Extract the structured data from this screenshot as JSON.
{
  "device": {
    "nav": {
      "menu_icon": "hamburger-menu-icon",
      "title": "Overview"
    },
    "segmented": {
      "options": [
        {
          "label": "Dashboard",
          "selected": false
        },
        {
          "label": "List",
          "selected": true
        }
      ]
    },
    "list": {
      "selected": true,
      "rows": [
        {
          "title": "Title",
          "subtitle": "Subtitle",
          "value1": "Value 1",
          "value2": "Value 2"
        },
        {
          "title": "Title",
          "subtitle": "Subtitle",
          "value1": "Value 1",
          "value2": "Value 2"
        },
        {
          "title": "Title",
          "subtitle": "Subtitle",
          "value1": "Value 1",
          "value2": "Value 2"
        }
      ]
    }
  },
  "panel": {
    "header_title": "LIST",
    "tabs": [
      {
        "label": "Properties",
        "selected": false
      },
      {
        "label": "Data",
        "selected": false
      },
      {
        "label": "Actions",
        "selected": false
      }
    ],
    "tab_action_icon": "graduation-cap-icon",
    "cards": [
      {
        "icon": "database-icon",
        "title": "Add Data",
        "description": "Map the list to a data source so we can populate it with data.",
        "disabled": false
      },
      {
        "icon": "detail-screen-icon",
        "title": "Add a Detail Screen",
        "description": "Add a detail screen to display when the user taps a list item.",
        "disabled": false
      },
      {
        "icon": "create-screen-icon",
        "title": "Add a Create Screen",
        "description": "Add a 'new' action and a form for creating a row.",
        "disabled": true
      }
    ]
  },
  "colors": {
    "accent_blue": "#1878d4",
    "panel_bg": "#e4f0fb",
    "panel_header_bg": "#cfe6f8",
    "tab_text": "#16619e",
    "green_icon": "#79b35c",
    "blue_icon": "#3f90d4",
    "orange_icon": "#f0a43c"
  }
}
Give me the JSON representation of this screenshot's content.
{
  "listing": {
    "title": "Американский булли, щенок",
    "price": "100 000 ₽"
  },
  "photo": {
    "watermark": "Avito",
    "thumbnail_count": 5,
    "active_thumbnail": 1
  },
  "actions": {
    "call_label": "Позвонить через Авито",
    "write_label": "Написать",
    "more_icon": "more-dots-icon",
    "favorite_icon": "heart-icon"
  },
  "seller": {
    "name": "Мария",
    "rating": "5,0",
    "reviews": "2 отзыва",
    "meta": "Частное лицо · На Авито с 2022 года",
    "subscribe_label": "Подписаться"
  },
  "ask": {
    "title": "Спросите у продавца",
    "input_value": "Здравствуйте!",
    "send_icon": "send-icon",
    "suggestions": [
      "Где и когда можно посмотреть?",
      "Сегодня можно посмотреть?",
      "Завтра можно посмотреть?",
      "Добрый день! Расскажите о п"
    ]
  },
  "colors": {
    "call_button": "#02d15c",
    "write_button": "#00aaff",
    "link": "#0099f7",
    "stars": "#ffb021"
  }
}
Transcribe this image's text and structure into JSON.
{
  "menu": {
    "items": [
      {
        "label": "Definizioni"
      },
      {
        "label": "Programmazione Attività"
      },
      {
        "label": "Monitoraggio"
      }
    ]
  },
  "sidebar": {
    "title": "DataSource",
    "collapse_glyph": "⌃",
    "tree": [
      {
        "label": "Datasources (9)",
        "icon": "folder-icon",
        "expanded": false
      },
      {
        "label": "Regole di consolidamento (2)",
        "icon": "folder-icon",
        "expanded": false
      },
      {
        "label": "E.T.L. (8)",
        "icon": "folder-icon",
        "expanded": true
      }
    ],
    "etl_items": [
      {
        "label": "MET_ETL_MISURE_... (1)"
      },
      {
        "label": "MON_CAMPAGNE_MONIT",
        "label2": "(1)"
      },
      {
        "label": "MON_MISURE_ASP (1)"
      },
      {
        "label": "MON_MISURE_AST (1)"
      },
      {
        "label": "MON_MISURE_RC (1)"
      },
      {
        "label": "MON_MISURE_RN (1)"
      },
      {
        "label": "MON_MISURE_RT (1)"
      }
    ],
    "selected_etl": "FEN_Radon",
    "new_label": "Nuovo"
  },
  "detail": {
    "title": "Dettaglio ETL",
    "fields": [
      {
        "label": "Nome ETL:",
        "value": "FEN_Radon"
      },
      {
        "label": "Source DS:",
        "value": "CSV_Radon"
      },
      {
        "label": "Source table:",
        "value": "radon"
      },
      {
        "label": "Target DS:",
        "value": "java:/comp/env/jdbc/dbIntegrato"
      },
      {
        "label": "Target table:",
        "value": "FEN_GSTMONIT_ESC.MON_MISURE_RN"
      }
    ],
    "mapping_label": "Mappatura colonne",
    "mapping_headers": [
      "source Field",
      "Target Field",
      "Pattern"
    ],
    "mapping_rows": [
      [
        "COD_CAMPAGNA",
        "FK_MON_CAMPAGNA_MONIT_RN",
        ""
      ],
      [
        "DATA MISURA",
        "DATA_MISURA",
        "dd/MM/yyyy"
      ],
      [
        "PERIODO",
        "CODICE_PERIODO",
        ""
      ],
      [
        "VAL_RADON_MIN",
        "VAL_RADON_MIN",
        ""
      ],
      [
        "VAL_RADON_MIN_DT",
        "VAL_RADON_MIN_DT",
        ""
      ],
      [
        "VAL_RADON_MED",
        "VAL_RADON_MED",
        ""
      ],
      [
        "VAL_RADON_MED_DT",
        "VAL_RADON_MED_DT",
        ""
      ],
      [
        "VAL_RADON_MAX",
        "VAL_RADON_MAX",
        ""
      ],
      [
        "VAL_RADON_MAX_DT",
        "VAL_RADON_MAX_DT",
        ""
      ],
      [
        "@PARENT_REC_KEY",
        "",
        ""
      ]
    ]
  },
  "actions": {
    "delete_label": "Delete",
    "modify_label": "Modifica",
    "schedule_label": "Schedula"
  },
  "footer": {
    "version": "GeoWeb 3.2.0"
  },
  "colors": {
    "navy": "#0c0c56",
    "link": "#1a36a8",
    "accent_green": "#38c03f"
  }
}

..........

**WHAT YOU ARE ASKED TO DO**
Please reproduce all of the entries exactly as they stand.

**FINISHED EXERCISE**
Extract the structured data from this screenshot as JSON.
{
  "device": {
    "nav": {
      "menu_icon": "hamburger-menu-icon",
      "title": "Overview"
    },
    "segmented": {
      "options": [
        {
          "label": "Dashboard",
          "selected": false
        },
        {
          "label": "List",
          "selected": true
        }
      ]
    },
    "list": {
      "selected": true,
      "rows": [
        {
          "title": "Title",
          "subtitle": "Subtitle",
          "value1": "Value 1",
          "value2": "Value 2"
        },
        {
          "title": "Title",
          "subtitle": "Subtitle",
          "value1": "Value 1",
          "value2": "Value 2"
        },
        {
          "title": "Title",
          "subtitle": "Subtitle",
          "value1": "Value 1",
          "value2": "Value 2"
        }
      ]
    }
  },
  "panel": {
    "header_title": "LIST",
    "tabs": [
      {
        "label": "Properties",
        "selected": false
      },
      {
        "label": "Data",
        "selected": false
      },
      {
        "label": "Actions",
        "selected": false
      }
    ],
    "tab_action_icon": "graduation-cap-icon",
    "cards": [
      {
        "icon": "database-icon",
        "title": "Add Data",
        "description": "Map the list to a data source so we can populate it with data.",
        "disabled": false
      },
      {
        "icon": "detail-screen-icon",
        "title": "Add a Detail Screen",
        "description": "Add a detail screen to display when the user taps a list item.",
        "disabled": false
      },
      {
        "icon": "create-screen-icon",
        "title": "Add a Create Screen",
        "description": "Add a 'new' action and a form for creating a row.",
        "disabled": true
      }
    ]
  },
  "colors": {
    "accent_blue": "#1878d4",
    "panel_bg": "#e4f0fb",
    "panel_header_bg": "#cfe6f8",
    "tab_text": "#16619e",
    "green_icon": "#79b35c",
    "blue_icon": "#3f90d4",
    "orange_icon": "#f0a43c"
  }
}
Give me the JSON representation of this screenshot's content.
{
  "listing": {
    "title": "Американский булли, щенок",
    "price": "100 000 ₽"
  },
  "photo": {
    "watermark": "Avito",
    "thumbnail_count": 5,
    "active_thumbnail": 1
  },
  "actions": {
    "call_label": "Позвонить через Авито",
    "write_label": "Написать",
    "more_icon": "more-dots-icon",
    "favorite_icon": "heart-icon"
  },
  "seller": {
    "name": "Мария",
    "rating": "5,0",
    "reviews": "2 отзыва",
    "meta": "Частное лицо · На Авито с 2022 года",
    "subscribe_label": "Подписаться"
  },
  "ask": {
    "title": "Спросите у продавца",
    "input_value": "Здравствуйте!",
    "send_icon": "send-icon",
    "suggestions": [
      "Где и когда можно посмотреть?",
      "Сегодня можно посмотреть?",
      "Завтра можно посмотреть?",
      "Добрый день! Расскажите о п"
    ]
  },
  "colors": {
    "call_button": "#02d15c",
    "write_button": "#00aaff",
    "link": "#0099f7",
    "stars": "#ffb021"
  }
}
Transcribe this image's text and structure into JSON.
{
  "menu": {
    "items": [
      {
        "label": "Definizioni"
      },
      {
        "label": "Programmazione Attività"
      },
      {
        "label": "Monitoraggio"
      }
    ]
  },
  "sidebar": {
    "title": "DataSource",
    "collapse_glyph": "⌃",
    "tree": [
      {
        "label": "Datasources (9)",
        "icon": "folder-icon",
        "expanded": false
      },
      {
        "label": "Regole di consolidamento (2)",
        "icon": "folder-icon",
        "expanded": false
      },
      {
        "label": "E.T.L. (8)",
        "icon": "folder-icon",
        "expanded": true
      }
    ],
    "etl_items": [
      {
        "label": "MET_ETL_MISURE_... (1)"
      },
      {
        "label": "MON_CAMPAGNE_MONIT",
        "label2": "(1)"
      },
      {
        "label": "MON_MISURE_ASP (1)"
      },
      {
        "label": "MON_MISURE_AST (1)"
      },
      {
        "label": "MON_MISURE_RC (1)"
      },
      {
        "label": "MON_MISURE_RN (1)"
      },
      {
        "label": "MON_MISURE_RT (1)"
      }
    ],
    "selected_etl": "FEN_Radon",
    "new_label": "Nuovo"
  },
  "detail": {
    "title": "Dettaglio ETL",
    "fields": [
      {
        "label": "Nome ETL:",
        "value": "FEN_Radon"
      },
      {
        "label": "Source DS:",
        "value": "CSV_Radon"
      },
      {
        "label": "Source table:",
        "value": "radon"
      },
      {
        "label": "Target DS:",
        "value": "java:/comp/env/jdbc/dbIntegrato"
      },
      {
        "label": "Target table:",
        "value": "FEN_GSTMONIT_ESC.MON_MISURE_RN"
      }
    ],
    "mapping_label": "Mappatura colonne",
    "mapping_headers": [
      "source Field",
      "Target Field",
      "Pattern"
    ],
    "mapping_rows": [
      [
        "COD_CAMPAGNA",
        "FK_MON_CAMPAGNA_MONIT_RN",
        ""
      ],
      [
        "DATA MISURA",
        "DATA_MISURA",
        "dd/MM/yyyy"
      ],
      [
        "PERIODO",
        "CODICE_PERIODO",
        ""
      ],
      [
        "VAL_RADON_MIN",
        "VAL_RADON_MIN",
        ""
      ],
      [
        "VAL_RADON_MIN_DT",
        "VAL_RADON_MIN_DT",
        ""
      ],
      [
        "VAL_RADON_MED",
        "VAL_RADON_MED",
        ""
      ],
      [
        "VAL_RADON_MED_DT",
        "VAL_RADON_MED_DT",
        ""
      ],
      [
        "VAL_RADON_MAX",
        "VAL_RADON_MAX",
        ""
      ],
      [
        "VAL_RADON_MAX_DT",
        "VAL_RADON_MAX_DT",
        ""
      ],
      [
        "@PARENT_REC_KEY",
        "",
        ""
      ]
    ]
  },
  "actions": {
    "delete_label": "Delete",
    "modify_label": "Modifica",
    "schedule_label": "Schedula"
  },
  "footer": {
    "version": "GeoWeb 3.2.0"
  },
  "colors": {
    "navy": "#0c0c56",
    "link": "#1a36a8",
    "accent_green": "#38c03f"
  }
}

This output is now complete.